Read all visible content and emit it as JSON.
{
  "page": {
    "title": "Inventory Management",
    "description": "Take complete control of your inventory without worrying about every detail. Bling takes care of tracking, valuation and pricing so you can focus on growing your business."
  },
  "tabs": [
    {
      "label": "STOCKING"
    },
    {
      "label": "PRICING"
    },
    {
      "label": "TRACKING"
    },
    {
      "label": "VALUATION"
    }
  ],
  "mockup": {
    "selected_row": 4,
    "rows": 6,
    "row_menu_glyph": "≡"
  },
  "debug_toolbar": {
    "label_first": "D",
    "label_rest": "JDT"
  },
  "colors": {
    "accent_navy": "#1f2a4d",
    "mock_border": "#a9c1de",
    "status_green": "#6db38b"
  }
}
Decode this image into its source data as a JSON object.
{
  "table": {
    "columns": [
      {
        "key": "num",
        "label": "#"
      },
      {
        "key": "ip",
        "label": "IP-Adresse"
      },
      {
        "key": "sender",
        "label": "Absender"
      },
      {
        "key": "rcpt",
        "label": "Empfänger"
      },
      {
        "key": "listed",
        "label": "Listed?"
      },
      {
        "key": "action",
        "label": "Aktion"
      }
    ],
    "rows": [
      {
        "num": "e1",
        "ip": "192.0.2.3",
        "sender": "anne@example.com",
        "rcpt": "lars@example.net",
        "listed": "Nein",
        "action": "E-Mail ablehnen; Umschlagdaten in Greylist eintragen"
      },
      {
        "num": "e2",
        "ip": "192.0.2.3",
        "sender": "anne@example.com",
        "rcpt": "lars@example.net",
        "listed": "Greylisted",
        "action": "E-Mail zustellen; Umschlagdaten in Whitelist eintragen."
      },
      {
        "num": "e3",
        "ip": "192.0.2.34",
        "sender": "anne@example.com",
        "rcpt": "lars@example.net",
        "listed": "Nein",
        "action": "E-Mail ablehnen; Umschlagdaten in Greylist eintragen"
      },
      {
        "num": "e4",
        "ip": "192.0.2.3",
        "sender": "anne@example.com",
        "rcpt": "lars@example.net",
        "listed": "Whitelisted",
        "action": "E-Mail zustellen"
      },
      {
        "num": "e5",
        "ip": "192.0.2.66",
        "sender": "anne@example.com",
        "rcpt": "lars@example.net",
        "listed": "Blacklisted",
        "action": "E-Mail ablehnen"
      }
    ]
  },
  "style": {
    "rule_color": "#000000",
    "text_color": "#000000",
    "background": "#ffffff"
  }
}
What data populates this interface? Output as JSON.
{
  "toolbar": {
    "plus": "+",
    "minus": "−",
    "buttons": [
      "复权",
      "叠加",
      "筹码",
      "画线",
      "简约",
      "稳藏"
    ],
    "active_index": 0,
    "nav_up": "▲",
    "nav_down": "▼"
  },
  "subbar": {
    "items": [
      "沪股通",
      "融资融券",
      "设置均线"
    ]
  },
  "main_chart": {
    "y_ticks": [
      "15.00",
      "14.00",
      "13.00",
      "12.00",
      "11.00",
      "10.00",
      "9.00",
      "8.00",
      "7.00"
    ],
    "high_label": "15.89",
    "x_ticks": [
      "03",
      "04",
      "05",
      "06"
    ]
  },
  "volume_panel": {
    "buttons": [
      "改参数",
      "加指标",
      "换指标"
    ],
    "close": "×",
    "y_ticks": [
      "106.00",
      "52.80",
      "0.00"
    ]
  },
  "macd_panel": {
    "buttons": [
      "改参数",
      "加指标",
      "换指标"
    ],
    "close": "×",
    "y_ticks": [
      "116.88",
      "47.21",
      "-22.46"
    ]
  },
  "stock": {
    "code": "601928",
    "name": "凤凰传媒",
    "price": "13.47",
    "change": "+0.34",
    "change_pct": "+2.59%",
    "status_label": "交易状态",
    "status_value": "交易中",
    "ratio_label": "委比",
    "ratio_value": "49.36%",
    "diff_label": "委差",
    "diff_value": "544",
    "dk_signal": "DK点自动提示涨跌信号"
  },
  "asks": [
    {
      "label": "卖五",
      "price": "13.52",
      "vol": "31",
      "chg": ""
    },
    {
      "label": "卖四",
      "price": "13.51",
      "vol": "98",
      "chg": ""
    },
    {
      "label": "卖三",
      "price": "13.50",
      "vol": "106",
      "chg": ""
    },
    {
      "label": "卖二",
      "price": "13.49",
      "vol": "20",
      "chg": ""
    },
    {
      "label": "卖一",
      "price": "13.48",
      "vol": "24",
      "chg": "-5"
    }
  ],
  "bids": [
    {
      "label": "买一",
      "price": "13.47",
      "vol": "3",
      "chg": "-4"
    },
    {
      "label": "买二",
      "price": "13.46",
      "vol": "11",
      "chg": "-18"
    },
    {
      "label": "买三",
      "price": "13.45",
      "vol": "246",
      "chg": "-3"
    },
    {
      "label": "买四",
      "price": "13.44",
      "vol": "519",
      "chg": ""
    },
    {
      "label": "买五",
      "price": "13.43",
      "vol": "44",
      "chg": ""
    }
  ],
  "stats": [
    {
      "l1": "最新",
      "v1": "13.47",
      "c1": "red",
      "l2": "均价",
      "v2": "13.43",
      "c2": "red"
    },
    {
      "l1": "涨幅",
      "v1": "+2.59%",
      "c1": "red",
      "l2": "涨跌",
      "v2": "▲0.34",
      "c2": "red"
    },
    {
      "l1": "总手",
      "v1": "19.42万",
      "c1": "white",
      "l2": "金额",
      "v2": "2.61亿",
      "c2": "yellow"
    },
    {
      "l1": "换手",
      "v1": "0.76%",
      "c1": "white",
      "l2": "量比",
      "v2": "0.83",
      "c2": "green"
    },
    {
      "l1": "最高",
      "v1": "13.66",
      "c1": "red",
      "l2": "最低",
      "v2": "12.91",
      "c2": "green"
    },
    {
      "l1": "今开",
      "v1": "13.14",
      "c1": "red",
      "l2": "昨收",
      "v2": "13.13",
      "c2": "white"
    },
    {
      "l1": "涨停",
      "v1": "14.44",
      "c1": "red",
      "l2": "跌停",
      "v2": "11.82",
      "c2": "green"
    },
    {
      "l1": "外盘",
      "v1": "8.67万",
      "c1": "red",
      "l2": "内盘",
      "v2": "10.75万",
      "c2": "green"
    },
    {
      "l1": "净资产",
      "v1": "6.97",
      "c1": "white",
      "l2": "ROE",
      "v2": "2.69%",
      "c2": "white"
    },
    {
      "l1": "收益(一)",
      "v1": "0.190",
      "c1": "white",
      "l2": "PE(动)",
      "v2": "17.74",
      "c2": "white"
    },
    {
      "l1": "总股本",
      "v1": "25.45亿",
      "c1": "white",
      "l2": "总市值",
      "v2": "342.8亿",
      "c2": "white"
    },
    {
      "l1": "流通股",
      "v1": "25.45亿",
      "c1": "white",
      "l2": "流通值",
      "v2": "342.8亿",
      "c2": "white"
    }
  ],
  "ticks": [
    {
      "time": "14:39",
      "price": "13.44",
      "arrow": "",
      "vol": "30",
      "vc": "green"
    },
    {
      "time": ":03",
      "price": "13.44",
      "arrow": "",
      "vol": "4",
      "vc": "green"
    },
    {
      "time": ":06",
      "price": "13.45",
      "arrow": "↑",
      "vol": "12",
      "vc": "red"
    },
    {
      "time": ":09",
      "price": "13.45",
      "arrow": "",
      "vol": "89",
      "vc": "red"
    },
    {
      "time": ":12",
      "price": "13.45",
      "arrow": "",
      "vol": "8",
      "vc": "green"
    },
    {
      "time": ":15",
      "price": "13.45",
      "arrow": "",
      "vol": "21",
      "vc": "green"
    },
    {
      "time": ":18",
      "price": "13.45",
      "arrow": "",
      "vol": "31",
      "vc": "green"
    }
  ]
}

■ **SET EXERCISE**:
Output the data above exactly, please, line for line.

■ **TASK ANSWER**:
Read all visible content and emit it as JSON.
{
  "page": {
    "title": "Inventory Management",
    "description": "Take complete control of your inventory without worrying about every detail. Bling takes care of tracking, valuation and pricing so you can focus on growing your business."
  },
  "tabs": [
    {
      "label": "STOCKING"
    },
    {
      "label": "PRICING"
    },
    {
      "label": "TRACKING"
    },
    {
      "label": "VALUATION"
    }
  ],
  "mockup": {
    "selected_row": 4,
    "rows": 6,
    "row_menu_glyph": "≡"
  },
  "debug_toolbar": {
    "label_first": "D",
    "label_rest": "JDT"
  },
  "colors": {
    "accent_navy": "#1f2a4d",
    "mock_border": "#a9c1de",
    "status_green": "#6db38b"
  }
}
Decode this image into its source data as a JSON object.
{
  "table": {
    "columns": [
      {
        "key": "num",
        "label": "#"
      },
      {
        "key": "ip",
        "label": "IP-Adresse"
      },
      {
        "key": "sender",
        "label": "Absender"
      },
      {
        "key": "rcpt",
        "label": "Empfänger"
      },
      {
        "key": "listed",
        "label": "Listed?"
      },
      {
        "key": "action",
        "label": "Aktion"
      }
    ],
    "rows": [
      {
        "num": "e1",
        "ip": "192.0.2.3",
        "sender": "anne@example.com",
        "rcpt": "lars@example.net",
        "listed": "Nein",
        "action": "E-Mail ablehnen; Umschlagdaten in Greylist eintragen"
      },
      {
        "num": "e2",
        "ip": "192.0.2.3",
        "sender": "anne@example.com",
        "rcpt": "lars@example.net",
        "listed": "Greylisted",
        "action": "E-Mail zustellen; Umschlagdaten in Whitelist eintragen."
      },
      {
        "num": "e3",
        "ip": "192.0.2.34",
        "sender": "anne@example.com",
        "rcpt": "lars@example.net",
        "listed": "Nein",
        "action": "E-Mail ablehnen; Umschlagdaten in Greylist eintragen"
      },
      {
        "num": "e4",
        "ip": "192.0.2.3",
        "sender": "anne@example.com",
        "rcpt": "lars@example.net",
        "listed": "Whitelisted",
        "action": "E-Mail zustellen"
      },
      {
        "num": "e5",
        "ip": "192.0.2.66",
        "sender": "anne@example.com",
        "rcpt": "lars@example.net",
        "listed": "Blacklisted",
        "action": "E-Mail ablehnen"
      }
    ]
  },
  "style": {
    "rule_color": "#000000",
    "text_color": "#000000",
    "background": "#ffffff"
  }
}
What data populates this interface? Output as JSON.
{
  "toolbar": {
    "plus": "+",
    "minus": "−",
    "buttons": [
      "复权",
      "叠加",
      "筹码",
      "画线",
      "简约",
      "稳藏"
    ],
    "active_index": 0,
    "nav_up": "▲",
    "nav_down": "▼"
  },
  "subbar": {
    "items": [
      "沪股通",
      "融资融券",
      "设置均线"
    ]
  },
  "main_chart": {
    "y_ticks": [
      "15.00",
      "14.00",
      "13.00",
      "12.00",
      "11.00",
      "10.00",
      "9.00",
      "8.00",
      "7.00"
    ],
    "high_label": "15.89",
    "x_ticks": [
      "03",
      "04",
      "05",
      "06"
    ]
  },
  "volume_panel": {
    "buttons": [
      "改参数",
      "加指标",
      "换指标"
    ],
    "close": "×",
    "y_ticks": [
      "106.00",
      "52.80",
      "0.00"
    ]
  },
  "macd_panel": {
    "buttons": [
      "改参数",
      "加指标",
      "换指标"
    ],
    "close": "×",
    "y_ticks": [
      "116.88",
      "47.21",
      "-22.46"
    ]
  },
  "stock": {
    "code": "601928",
    "name": "凤凰传媒",
    "price": "13.47",
    "change": "+0.34",
    "change_pct": "+2.59%",
    "status_label": "交易状态",
    "status_value": "交易中",
    "ratio_label": "委比",
    "ratio_value": "49.36%",
    "diff_label": "委差",
    "diff_value": "544",
    "dk_signal": "DK点自动提示涨跌信号"
  },
  "asks": [
    {
      "label": "卖五",
      "price": "13.52",
      "vol": "31",
      "chg": ""
    },
    {
      "label": "卖四",
      "price": "13.51",
      "vol": "98",
      "chg": ""
    },
    {
      "label": "卖三",
      "price": "13.50",
      "vol": "106",
      "chg": ""
    },
    {
      "label": "卖二",
      "price": "13.49",
      "vol": "20",
      "chg": ""
    },
    {
      "label": "卖一",
      "price": "13.48",
      "vol": "24",
      "chg": "-5"
    }
  ],
  "bids": [
    {
      "label": "买一",
      "price": "13.47",
      "vol": "3",
      "chg": "-4"
    },
    {
      "label": "买二",
      "price": "13.46",
      "vol": "11",
      "chg": "-18"
    },
    {
      "label": "买三",
      "price": "13.45",
      "vol": "246",
      "chg": "-3"
    },
    {
      "label": "买四",
      "price": "13.44",
      "vol": "519",
      "chg": ""
    },
    {
      "label": "买五",
      "price": "13.43",
      "vol": "44",
      "chg": ""
    }
  ],
  "stats": [
    {
      "l1": "最新",
      "v1": "13.47",
      "c1": "red",
      "l2": "均价",
      "v2": "13.43",
      "c2": "red"
    },
    {
      "l1": "涨幅",
      "v1": "+2.59%",
      "c1": "red",
      "l2": "涨跌",
      "v2": "▲0.34",
      "c2": "red"
    },
    {
      "l1": "总手",
      "v1": "19.42万",
      "c1": "white",
      "l2": "金额",
      "v2": "2.61亿",
      "c2": "yellow"
    },
    {
      "l1": "换手",
      "v1": "0.76%",
      "c1": "white",
      "l2": "量比",
      "v2": "0.83",
      "c2": "green"
    },
    {
      "l1": "最高",
      "v1": "13.66",
      "c1": "red",
      "l2": "最低",
      "v2": "12.91",
      "c2": "green"
    },
    {
      "l1": "今开",
      "v1": "13.14",
      "c1": "red",
      "l2": "昨收",
      "v2": "13.13",
      "c2": "white"
    },
    {
      "l1": "涨停",
      "v1": "14.44",
      "c1": "red",
      "l2": "跌停",
      "v2": "11.82",
      "c2": "green"
    },
    {
      "l1": "外盘",
      "v1": "8.67万",
      "c1": "red",
      "l2": "内盘",
      "v2": "10.75万",
      "c2": "green"
    },
    {
      "l1": "净资产",
      "v1": "6.97",
      "c1": "white",
      "l2": "ROE",
      "v2": "2.69%",
      "c2": "white"
    },
    {
      "l1": "收益(一)",
      "v1": "0.190",
      "c1": "white",
      "l2": "PE(动)",
      "v2": "17.74",
      "c2": "white"
    },
    {
      "l1": "总股本",
      "v1": "25.45亿",
      "c1": "white",
      "l2": "总市值",
      "v2": "342.8亿",
      "c2": "white"
    },
    {
      "l1": "流通股",
      "v1": "25.45亿",
      "c1": "white",
      "l2": "流通值",
      "v2": "342.8亿",
      "c2": "white"
    }
  ],
  "ticks": [
    {
      "time": "14:39",
      "price": "13.44",
      "arrow": "",
      "vol": "30",
      "vc": "green"
    },
    {
      "time": ":03",
      "price": "13.44",
      "arrow": "",
      "vol": "4",
      "vc": "green"
    },
    {
      "time": ":06",
      "price": "13.45",
      "arrow": "↑",
      "vol": "12",
      "vc": "red"
    },
    {
      "time": ":09",
      "price": "13.45",
      "arrow": "",
      "vol": "89",
      "vc": "red"
    },
    {
      "time": ":12",
      "price": "13.45",
      "arrow": "",
      "vol": "8",
      "vc": "green"
    },
    {
      "time": ":15",
      "price": "13.45",
      "arrow": "",
      "vol": "21",
      "vc": "green"
    },
    {
      "time": ":18",
      "price": "13.45",
      "arrow": "",
      "vol": "31",
      "vc": "green"
    }
  ]
}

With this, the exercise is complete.